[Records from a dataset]
________________________
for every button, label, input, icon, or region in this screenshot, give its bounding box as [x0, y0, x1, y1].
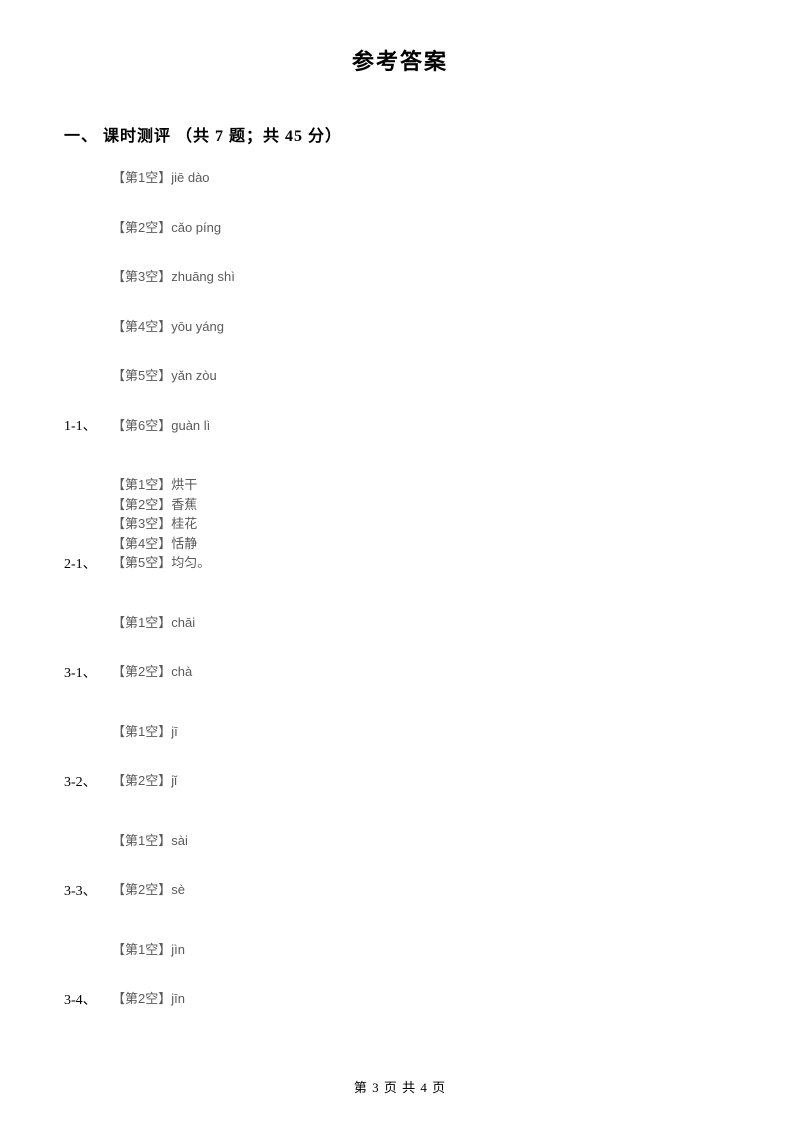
- answer-group: 【第1空】jī 【第2空】jǐ 3-2、: [64, 722, 800, 791]
- answer-group: 【第1空】烘干【第2空】香蕉【第3空】桂花【第4空】恬静【第5空】均匀。 2-1、: [64, 475, 800, 573]
- answer-line: 【第1空】chāi: [112, 613, 800, 633]
- answer-group: 【第1空】jiē dào 【第2空】cǎo píng 【第3空】zhuāng shì…: [64, 168, 800, 435]
- answer-line: 【第5空】yǎn zòu: [112, 366, 800, 386]
- answers-content: 【第1空】jiē dào 【第2空】cǎo píng 【第3空】zhuāng shì…: [64, 168, 800, 1049]
- page-footer: 第 3 页 共 4 页: [0, 1077, 800, 1096]
- answer-line: 【第2空】jīn: [112, 989, 800, 1009]
- group-label: 2-1、: [64, 553, 97, 573]
- answer-line: 【第1空】jī: [112, 722, 800, 742]
- answer-line: 【第4空】yōu yáng: [112, 317, 800, 337]
- answer-group: 【第1空】jìn 【第2空】jīn 3-4、: [64, 940, 800, 1009]
- answer-line: 【第3空】zhuāng shì: [112, 267, 800, 287]
- answer-line: 【第1空】jìn: [112, 940, 800, 960]
- group-label: 3-4、: [64, 989, 97, 1009]
- answer-line: 【第1空】jiē dào: [112, 168, 800, 188]
- answer-line: 【第2空】cǎo píng: [112, 218, 800, 238]
- answer-line: 【第4空】恬静: [112, 534, 800, 554]
- answer-line: 【第2空】sè: [112, 880, 800, 900]
- group-label: 1-1、: [64, 415, 97, 435]
- answer-line: 【第1空】烘干: [112, 475, 800, 495]
- answer-group: 【第1空】sài 【第2空】sè 3-3、: [64, 831, 800, 900]
- answer-line: 【第1空】sài: [112, 831, 800, 851]
- group-label: 3-2、: [64, 771, 97, 791]
- answer-group: 【第1空】chāi 【第2空】chà 3-1、: [64, 613, 800, 682]
- page-title: 参考答案: [0, 0, 800, 76]
- answer-line: 【第6空】guàn lì: [112, 416, 800, 436]
- section-heading: 一、 课时测评 （共 7 题；共 45 分）: [64, 122, 800, 146]
- answer-line: 【第2空】香蕉: [112, 495, 800, 515]
- answer-line: 【第5空】均匀。: [112, 553, 800, 573]
- answer-line: 【第3空】桂花: [112, 514, 800, 534]
- answer-line: 【第2空】chà: [112, 662, 800, 682]
- answer-line: 【第2空】jǐ: [112, 771, 800, 791]
- group-label: 3-3、: [64, 880, 97, 900]
- group-label: 3-1、: [64, 662, 97, 682]
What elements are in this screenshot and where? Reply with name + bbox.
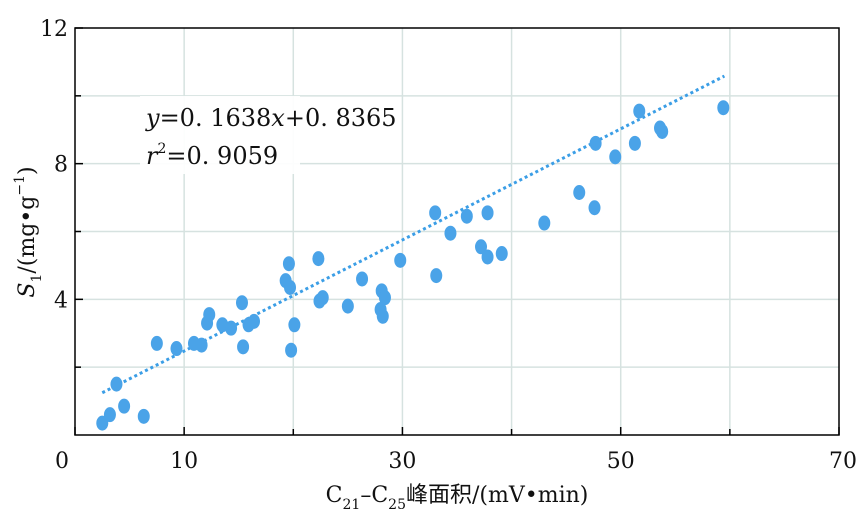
data-point — [481, 205, 494, 221]
data-point — [429, 205, 442, 221]
data-point — [628, 135, 641, 151]
data-point — [235, 295, 248, 311]
data-point — [378, 290, 391, 306]
data-point — [538, 215, 551, 231]
data-point — [341, 298, 354, 314]
data-point — [316, 290, 329, 306]
data-point — [430, 268, 443, 284]
data-point — [376, 308, 389, 324]
data-point — [460, 208, 473, 224]
data-point — [285, 342, 298, 358]
data-point — [170, 341, 183, 357]
y-tick-label: 12 — [40, 17, 68, 42]
data-point — [284, 279, 297, 295]
data-point — [225, 320, 238, 336]
x-tick-label: 10 — [170, 449, 198, 474]
fit-line — [101, 74, 726, 395]
data-point — [150, 335, 163, 351]
data-point — [288, 317, 301, 333]
data-point — [247, 313, 260, 329]
x-tick-label: 30 — [388, 449, 416, 474]
data-point — [633, 103, 646, 119]
data-point — [137, 408, 150, 424]
data-point — [103, 407, 116, 423]
data-point — [312, 251, 325, 267]
data-point — [444, 225, 457, 241]
grid — [75, 28, 839, 435]
data-point — [588, 200, 601, 216]
trendline-layer — [101, 74, 726, 395]
x-axis-title: C21–C25峰面积/(mV•min) — [326, 483, 589, 513]
data-point — [656, 123, 669, 139]
x-tick-label: 0 — [55, 449, 69, 474]
regression-equation: y=0. 1638x+0. 8365 — [145, 104, 397, 132]
data-point — [282, 256, 295, 272]
y-tick-label: 8 — [54, 153, 68, 178]
annotation-background — [140, 96, 300, 174]
data-point — [609, 149, 622, 165]
x-tick-label: 50 — [607, 449, 635, 474]
data-point — [481, 249, 494, 265]
data-point — [495, 246, 508, 262]
data-point — [356, 271, 369, 287]
axis-ticks: 0 10 30 50 70 4 8 12 — [40, 17, 857, 474]
data-point — [203, 307, 216, 323]
r-squared: r2=0. 9059 — [146, 141, 278, 170]
data-point — [118, 398, 131, 414]
x-tick-label: 70 — [829, 449, 857, 474]
y-axis-title: S1/(mg•g−1) — [12, 166, 45, 297]
data-point — [573, 184, 586, 200]
data-point — [195, 337, 208, 353]
data-point — [475, 239, 488, 255]
data-point — [394, 252, 407, 268]
data-point — [589, 135, 602, 151]
y-tick-label: 4 — [54, 288, 68, 313]
data-point — [110, 376, 123, 392]
data-points — [96, 100, 730, 431]
data-point — [717, 100, 730, 116]
data-point — [237, 339, 250, 355]
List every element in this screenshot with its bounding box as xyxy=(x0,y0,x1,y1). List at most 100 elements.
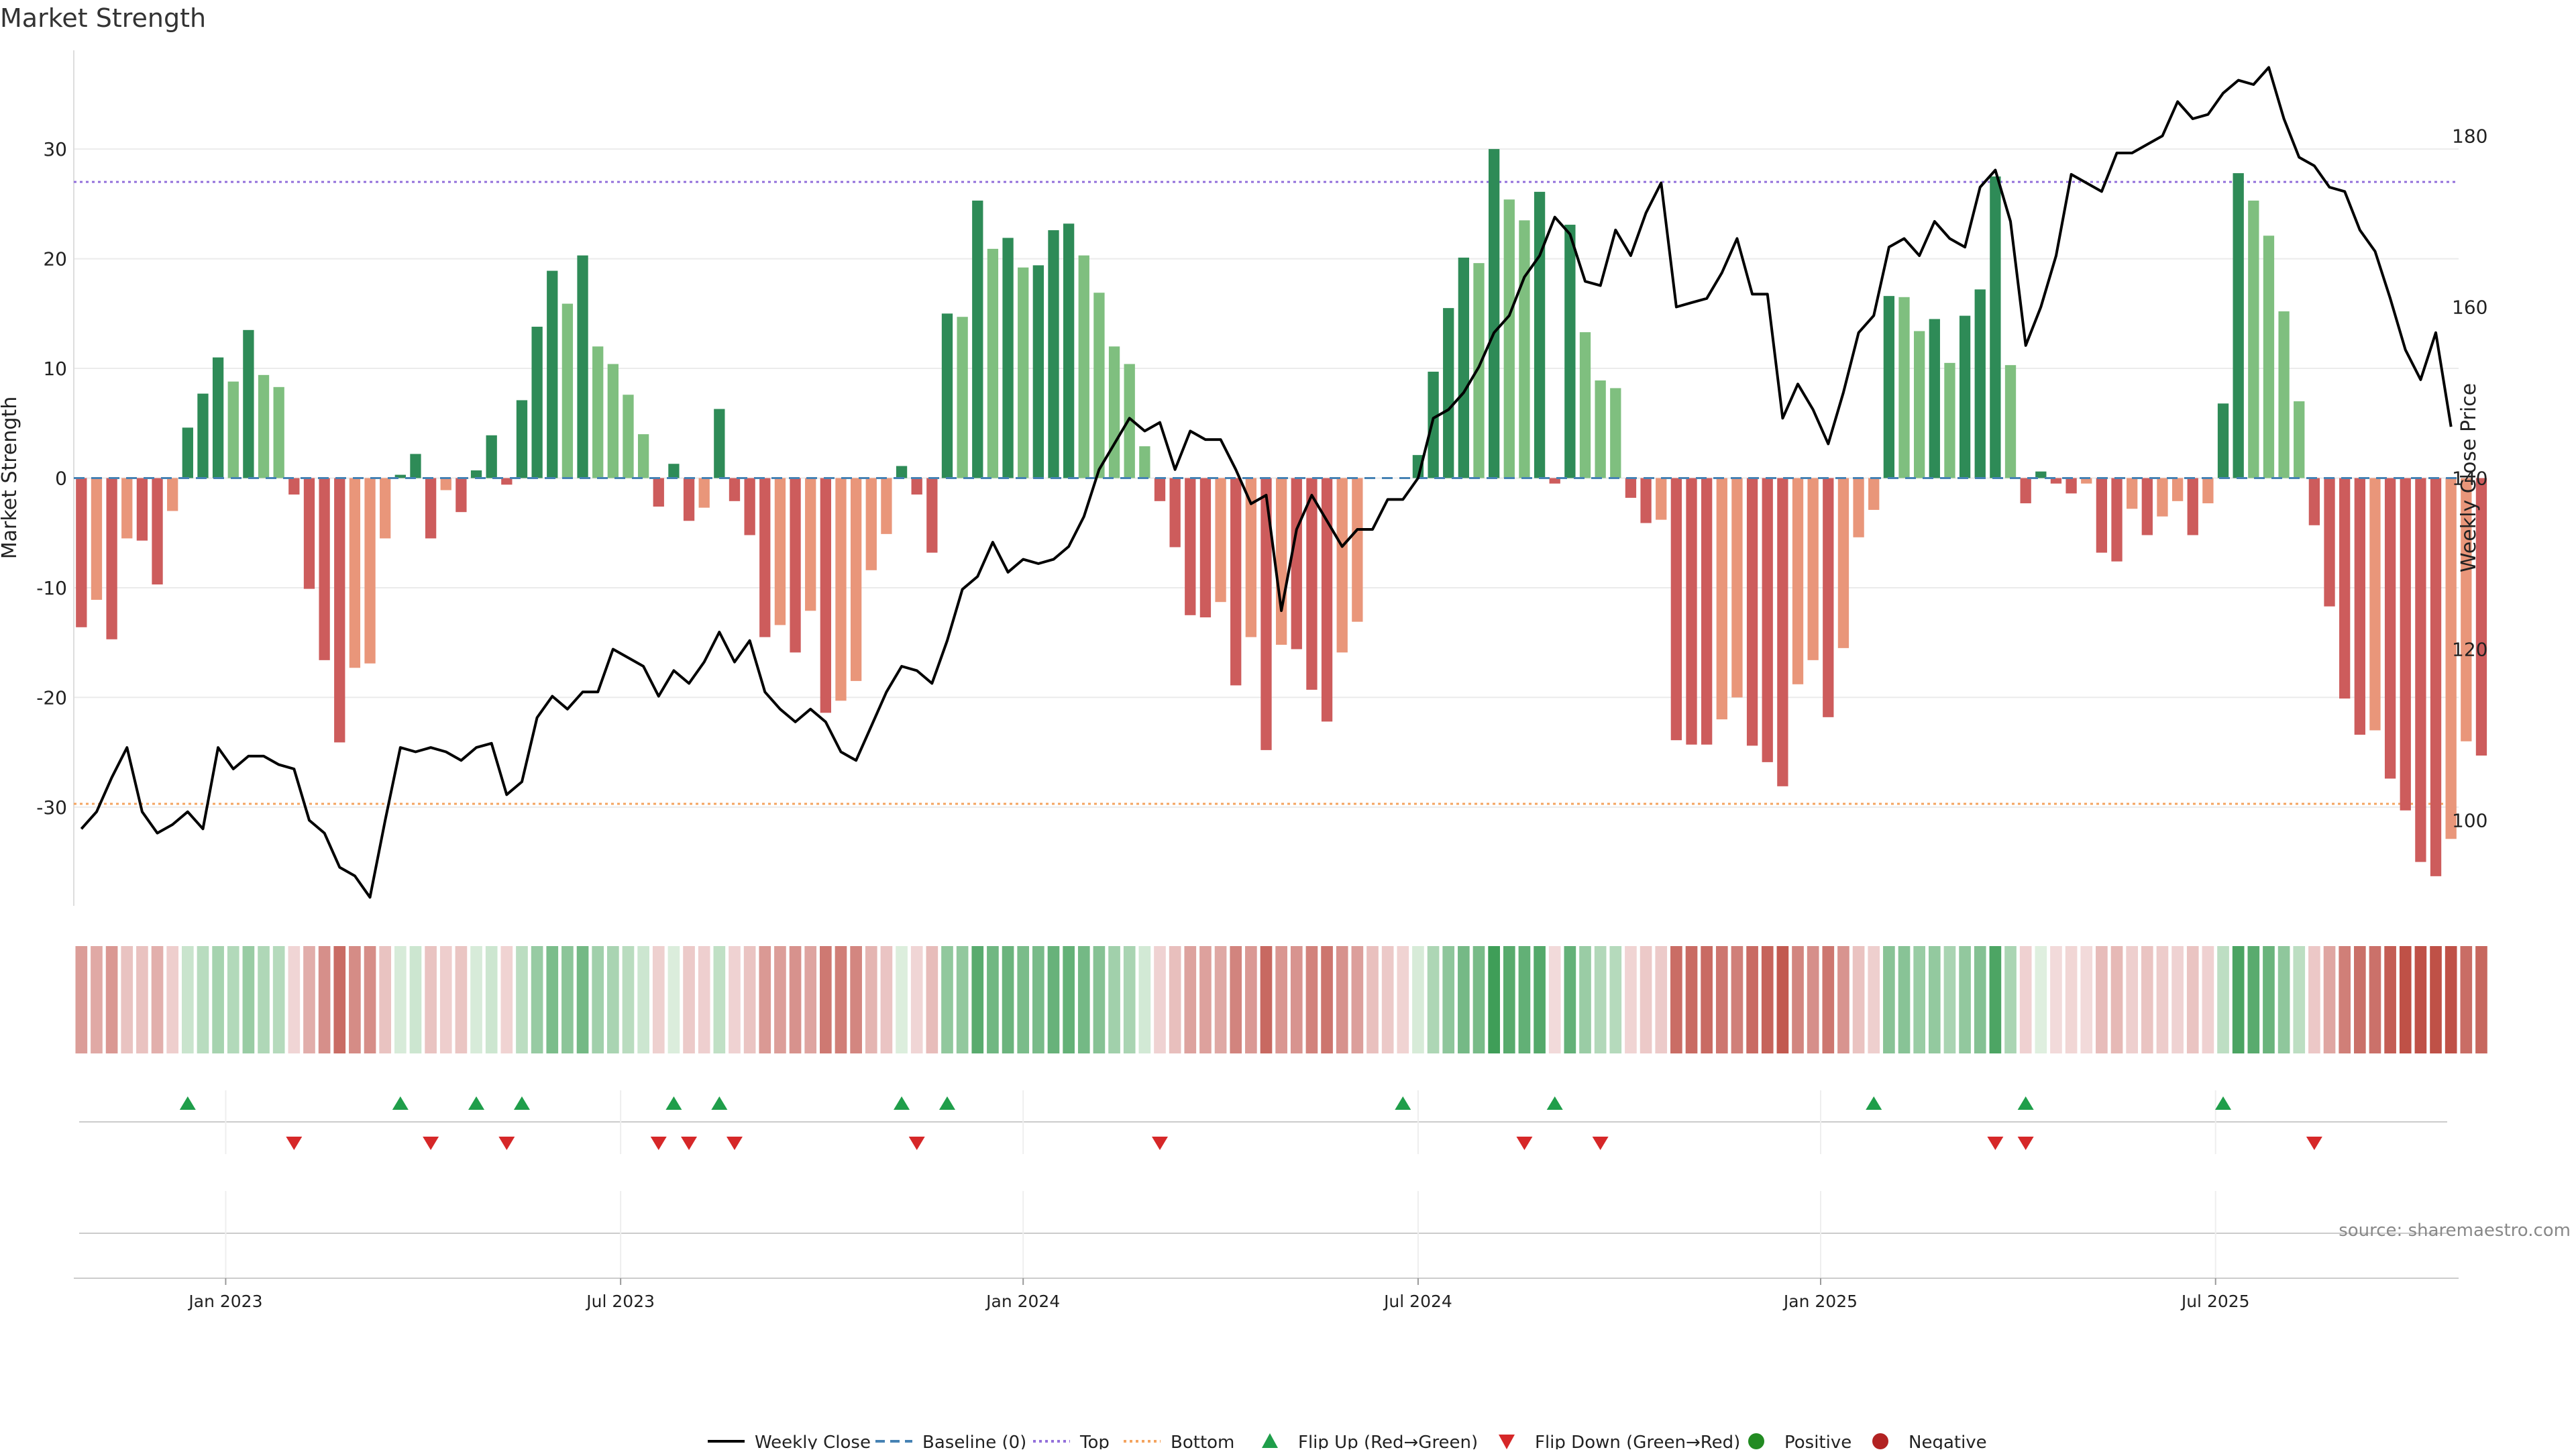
heat-cell xyxy=(1959,946,1971,1053)
strength-bar xyxy=(1018,267,1029,478)
strength-bar xyxy=(2400,478,2411,811)
strength-bar xyxy=(1275,478,1287,645)
strength-bar xyxy=(1199,478,1212,618)
strength-bar xyxy=(972,200,983,478)
x-tick-label: Jan 2024 xyxy=(985,1292,1060,1311)
legend-swatch xyxy=(1872,1433,1888,1449)
heat-cell xyxy=(1032,946,1044,1053)
weekly-close-line xyxy=(80,66,2453,899)
heat-cell xyxy=(364,946,376,1053)
strength-bar xyxy=(486,435,497,478)
strength-bar xyxy=(623,395,634,478)
heat-cell xyxy=(2247,946,2260,1053)
strength-bar xyxy=(744,478,755,535)
flip-up-marker xyxy=(392,1096,409,1110)
x-tick-label: Jan 2025 xyxy=(1782,1292,1858,1311)
strength-bar xyxy=(1519,220,1530,478)
heat-cell xyxy=(105,946,118,1053)
strength-bar xyxy=(1746,478,1758,746)
strength-bar xyxy=(227,381,239,478)
flip-up-marker xyxy=(2215,1096,2232,1110)
heat-cell xyxy=(820,946,832,1053)
x-axis: Jan 2023 Jul 2023 Jan 2024 Jul 2024 Jan 2025… xyxy=(74,1278,2459,1311)
strength-bar xyxy=(1853,478,1864,537)
strength-bar xyxy=(2081,478,2092,484)
heat-cell xyxy=(2019,946,2032,1053)
heat-cell xyxy=(470,946,482,1053)
strength-bar xyxy=(1959,315,1971,478)
strength-bar xyxy=(2020,478,2031,504)
heat-cell xyxy=(197,946,209,1053)
strength-bar xyxy=(182,427,193,478)
heat-cell xyxy=(1579,946,1591,1053)
strength-bar xyxy=(2475,478,2487,756)
y-tick-label: 20 xyxy=(43,248,67,270)
strength-bar xyxy=(2202,478,2214,504)
strength-bar xyxy=(1230,478,1242,686)
heat-cell xyxy=(1290,946,1303,1053)
strength-bar xyxy=(531,326,543,478)
heat-cell xyxy=(546,946,559,1053)
heat-cell xyxy=(2430,946,2442,1053)
strength-bar xyxy=(1701,478,1713,745)
strength-bar xyxy=(349,478,361,668)
strength-bar xyxy=(2050,478,2062,484)
strength-bar xyxy=(516,400,528,478)
strength-bar xyxy=(683,478,695,521)
heat-cell xyxy=(531,946,543,1053)
flip-down-marker xyxy=(423,1137,439,1150)
strength-bar xyxy=(2430,478,2442,876)
heat-cell xyxy=(485,946,498,1053)
legend-label: Negative xyxy=(1909,1433,1987,1449)
heat-cell xyxy=(1746,946,1758,1053)
strength-bar xyxy=(1260,478,1272,750)
heat-cell xyxy=(2308,946,2320,1053)
strength-bar xyxy=(1291,478,1302,650)
y-axis-right: 100 120 140 160 180 xyxy=(2452,125,2487,832)
heat-cell xyxy=(1518,946,1531,1053)
heat-cell xyxy=(1397,946,1409,1053)
strength-bar xyxy=(835,478,847,701)
heat-cell xyxy=(1305,946,1318,1053)
heat-cell xyxy=(2126,946,2138,1053)
strength-bar xyxy=(1306,478,1318,690)
heat-cell xyxy=(1822,946,1835,1053)
heat-cell xyxy=(1002,946,1014,1053)
heat-cell xyxy=(2156,946,2169,1053)
heat-cell xyxy=(212,946,224,1053)
heat-cell xyxy=(926,946,938,1053)
heat-cell xyxy=(318,946,331,1053)
strength-bar xyxy=(2065,478,2077,494)
strength-bar xyxy=(607,364,619,478)
legend-item: Baseline (0) xyxy=(875,1433,1026,1452)
heat-cell xyxy=(1534,946,1546,1053)
x-tick-label: Jul 2023 xyxy=(585,1292,655,1311)
strength-bar xyxy=(91,478,103,600)
legend-label: Baseline (0) xyxy=(922,1433,1026,1449)
flip-up-marker xyxy=(468,1096,485,1110)
heat-cell xyxy=(500,946,513,1053)
heat-cell xyxy=(1776,946,1789,1053)
heat-cell xyxy=(227,946,239,1053)
heat-cell xyxy=(1093,946,1106,1053)
strength-bar xyxy=(911,478,922,495)
flip-down-marker xyxy=(286,1137,303,1150)
heat-cell xyxy=(1351,946,1364,1053)
strength-bar xyxy=(1777,478,1788,786)
y-tick-label: -30 xyxy=(36,796,67,819)
heat-cell xyxy=(667,946,680,1053)
strength-bar xyxy=(1595,380,1606,478)
heat-cell xyxy=(1412,946,1424,1053)
strength-bar xyxy=(881,478,892,534)
heat-cell xyxy=(1928,946,1941,1053)
strength-bar xyxy=(2278,311,2290,478)
legend-item: Negative xyxy=(1872,1433,1987,1452)
strength-bar xyxy=(394,474,406,478)
heat-cell xyxy=(1154,946,1166,1053)
heat-cell xyxy=(850,946,862,1053)
strength-bar xyxy=(1352,478,1363,622)
heat-cell xyxy=(151,946,164,1053)
strength-bar xyxy=(1473,263,1485,478)
heat-cell xyxy=(121,946,133,1053)
y-tick-label: -10 xyxy=(36,577,67,599)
________________________
• **Task prompt**: Repeat the lines above, from the line holding "data-point — [481, 205, 494, 221]" through the line holding "data-point — [284, 279, 297, 295]", inclusive.

• **Result of the task**:
data-point — [481, 205, 494, 221]
data-point — [429, 205, 442, 221]
data-point — [628, 135, 641, 151]
data-point — [235, 295, 248, 311]
data-point — [378, 290, 391, 306]
data-point — [538, 215, 551, 231]
data-point — [341, 298, 354, 314]
data-point — [316, 290, 329, 306]
data-point — [430, 268, 443, 284]
data-point — [376, 308, 389, 324]
data-point — [460, 208, 473, 224]
data-point — [285, 342, 298, 358]
data-point — [170, 341, 183, 357]
y-tick-label: 12 — [40, 17, 68, 42]
data-point — [284, 279, 297, 295]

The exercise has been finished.